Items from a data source
****************************************

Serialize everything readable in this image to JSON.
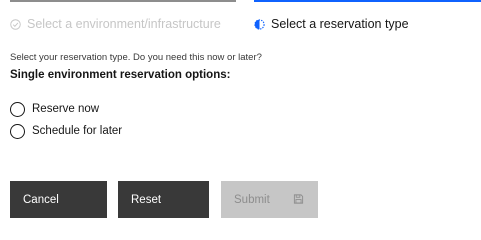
{
  "stepper": {
    "steps": [
      {
        "label": "Select a environment/infrastructure",
        "state": "complete",
        "icon": "checkmark-outline-icon"
      },
      {
        "label": "Select a reservation type",
        "state": "current",
        "icon": "half-circle-icon"
      }
    ]
  },
  "form": {
    "intro": "Select your reservation type. Do you need this now or later?",
    "heading": "Single environment reservation options:",
    "options": [
      {
        "label": "Reserve now",
        "selected": false
      },
      {
        "label": "Schedule for later",
        "selected": false
      }
    ]
  },
  "actions": {
    "cancel_label": "Cancel",
    "reset_label": "Reset",
    "submit_label": "Submit",
    "submit_icon": "save-icon",
    "submit_disabled": true
  },
  "colors": {
    "accent": "#0f62fe",
    "primary_button": "#393939",
    "disabled_button": "#c6c6c6",
    "disabled_text": "#8d8d8d"
  }
}
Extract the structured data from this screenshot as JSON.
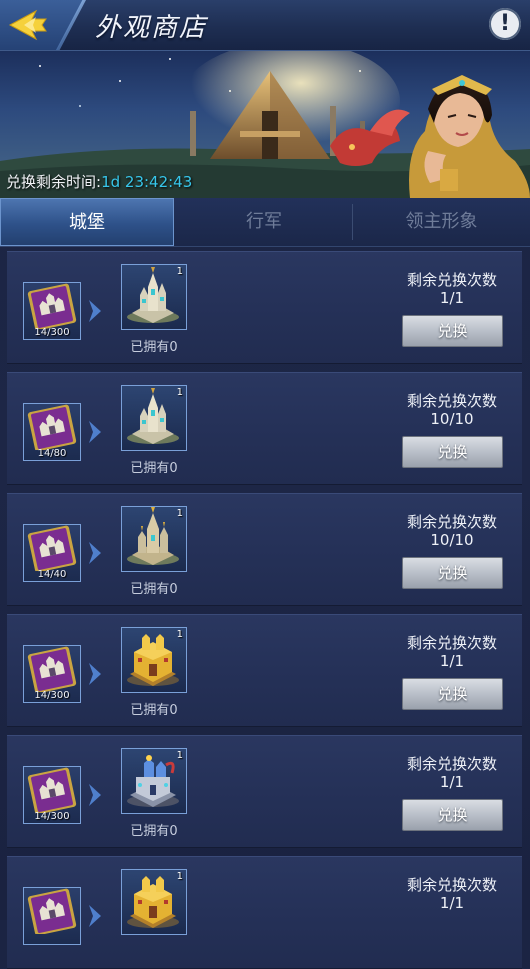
{
  "header": {
    "title": "外观商店"
  },
  "banner": {
    "timer_label": "兑换剩余时间:",
    "timer_value": "1d 23:42:43"
  },
  "tabs": [
    {
      "label": "城堡",
      "active": true
    },
    {
      "label": "行军",
      "active": false
    },
    {
      "label": "领主形象",
      "active": false
    }
  ],
  "items": [
    {
      "cost": "14/300",
      "reward_qty": "1",
      "owned": "已拥有0",
      "limit_label": "剩余兑换次数",
      "limit": "1/1",
      "button": "兑换",
      "reward_icon": "silver-castle-icon"
    },
    {
      "cost": "14/80",
      "reward_qty": "1",
      "owned": "已拥有0",
      "limit_label": "剩余兑换次数",
      "limit": "10/10",
      "button": "兑换",
      "reward_icon": "silver-castle-icon"
    },
    {
      "cost": "14/40",
      "reward_qty": "1",
      "owned": "已拥有0",
      "limit_label": "剩余兑换次数",
      "limit": "10/10",
      "button": "兑换",
      "reward_icon": "gold-spire-castle-icon"
    },
    {
      "cost": "14/300",
      "reward_qty": "1",
      "owned": "已拥有0",
      "limit_label": "剩余兑换次数",
      "limit": "1/1",
      "button": "兑换",
      "reward_icon": "golden-castle-icon"
    },
    {
      "cost": "14/300",
      "reward_qty": "1",
      "owned": "已拥有0",
      "limit_label": "剩余兑换次数",
      "limit": "1/1",
      "button": "兑换",
      "reward_icon": "blue-tech-castle-icon"
    },
    {
      "cost": "",
      "reward_qty": "1",
      "owned": "",
      "limit_label": "剩余兑换次数",
      "limit": "1/1",
      "button": "",
      "reward_icon": "golden-castle-icon"
    }
  ],
  "colors": {
    "timer": "#37c6ea",
    "accent": "#4d75b0"
  }
}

****************************************

Will you restate every entry word for word and omit the images?

Serialize everything readable in this image to JSON.
{
  "stepper": {
    "steps": [
      {
        "label": "Select a environment/infrastructure",
        "state": "complete",
        "icon": "checkmark-outline-icon"
      },
      {
        "label": "Select a reservation type",
        "state": "current",
        "icon": "half-circle-icon"
      }
    ]
  },
  "form": {
    "intro": "Select your reservation type. Do you need this now or later?",
    "heading": "Single environment reservation options:",
    "options": [
      {
        "label": "Reserve now",
        "selected": false
      },
      {
        "label": "Schedule for later",
        "selected": false
      }
    ]
  },
  "actions": {
    "cancel_label": "Cancel",
    "reset_label": "Reset",
    "submit_label": "Submit",
    "submit_icon": "save-icon",
    "submit_disabled": true
  },
  "colors": {
    "accent": "#0f62fe",
    "primary_button": "#393939",
    "disabled_button": "#c6c6c6",
    "disabled_text": "#8d8d8d"
  }
}
Extract the structured data from this screenshot as JSON.
{
  "header": {
    "title": "外观商店"
  },
  "banner": {
    "timer_label": "兑换剩余时间:",
    "timer_value": "1d 23:42:43"
  },
  "tabs": [
    {
      "label": "城堡",
      "active": true
    },
    {
      "label": "行军",
      "active": false
    },
    {
      "label": "领主形象",
      "active": false
    }
  ],
  "items": [
    {
      "cost": "14/300",
      "reward_qty": "1",
      "owned": "已拥有0",
      "limit_label": "剩余兑换次数",
      "limit": "1/1",
      "button": "兑换",
      "reward_icon": "silver-castle-icon"
    },
    {
      "cost": "14/80",
      "reward_qty": "1",
      "owned": "已拥有0",
      "limit_label": "剩余兑换次数",
      "limit": "10/10",
      "button": "兑换",
      "reward_icon": "silver-castle-icon"
    },
    {
      "cost": "14/40",
      "reward_qty": "1",
      "owned": "已拥有0",
      "limit_label": "剩余兑换次数",
      "limit": "10/10",
      "button": "兑换",
      "reward_icon": "gold-spire-castle-icon"
    },
    {
      "cost": "14/300",
      "reward_qty": "1",
      "owned": "已拥有0",
      "limit_label": "剩余兑换次数",
      "limit": "1/1",
      "button": "兑换",
      "reward_icon": "golden-castle-icon"
    },
    {
      "cost": "14/300",
      "reward_qty": "1",
      "owned": "已拥有0",
      "limit_label": "剩余兑换次数",
      "limit": "1/1",
      "button": "兑换",
      "reward_icon": "blue-tech-castle-icon"
    },
    {
      "cost": "",
      "reward_qty": "1",
      "owned": "",
      "limit_label": "剩余兑换次数",
      "limit": "1/1",
      "button": "",
      "reward_icon": "golden-castle-icon"
    }
  ],
  "colors": {
    "timer": "#37c6ea",
    "accent": "#4d75b0"
  }
}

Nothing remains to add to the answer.